GOAL OF THE EXERCISE
List each line of the data in which the string "ylabel" appears.

[START EXTRACTED MATERIAL]

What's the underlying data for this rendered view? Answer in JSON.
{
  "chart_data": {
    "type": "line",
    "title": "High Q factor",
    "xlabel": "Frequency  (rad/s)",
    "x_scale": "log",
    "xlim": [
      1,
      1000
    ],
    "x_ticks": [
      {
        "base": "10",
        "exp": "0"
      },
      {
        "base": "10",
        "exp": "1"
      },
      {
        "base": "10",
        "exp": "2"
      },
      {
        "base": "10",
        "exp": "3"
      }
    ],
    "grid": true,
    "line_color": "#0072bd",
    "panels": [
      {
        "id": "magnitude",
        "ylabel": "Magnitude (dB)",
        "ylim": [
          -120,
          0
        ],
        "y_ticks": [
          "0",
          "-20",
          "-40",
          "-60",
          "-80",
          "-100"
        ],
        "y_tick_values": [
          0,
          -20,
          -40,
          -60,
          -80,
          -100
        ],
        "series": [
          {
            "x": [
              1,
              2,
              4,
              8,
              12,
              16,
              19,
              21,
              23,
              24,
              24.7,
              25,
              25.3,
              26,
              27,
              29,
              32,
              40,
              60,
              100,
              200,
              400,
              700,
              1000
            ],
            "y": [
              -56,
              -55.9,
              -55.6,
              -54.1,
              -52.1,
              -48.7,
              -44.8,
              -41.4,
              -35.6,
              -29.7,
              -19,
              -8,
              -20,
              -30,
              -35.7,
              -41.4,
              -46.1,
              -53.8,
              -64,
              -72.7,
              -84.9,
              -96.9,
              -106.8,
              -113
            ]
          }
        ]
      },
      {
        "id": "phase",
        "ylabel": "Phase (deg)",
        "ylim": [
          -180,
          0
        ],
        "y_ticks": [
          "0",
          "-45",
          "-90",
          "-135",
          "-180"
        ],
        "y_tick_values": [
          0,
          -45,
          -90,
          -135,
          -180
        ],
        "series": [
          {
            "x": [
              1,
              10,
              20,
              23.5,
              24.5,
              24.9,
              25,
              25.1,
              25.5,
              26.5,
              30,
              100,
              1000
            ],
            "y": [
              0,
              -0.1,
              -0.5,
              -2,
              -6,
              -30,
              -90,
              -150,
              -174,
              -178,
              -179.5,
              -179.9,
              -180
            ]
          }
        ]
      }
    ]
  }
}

[END EXTRACTED MATERIAL]

THE REPLY
        "ylabel": "Magnitude (dB)",
        "ylabel": "Phase (deg)",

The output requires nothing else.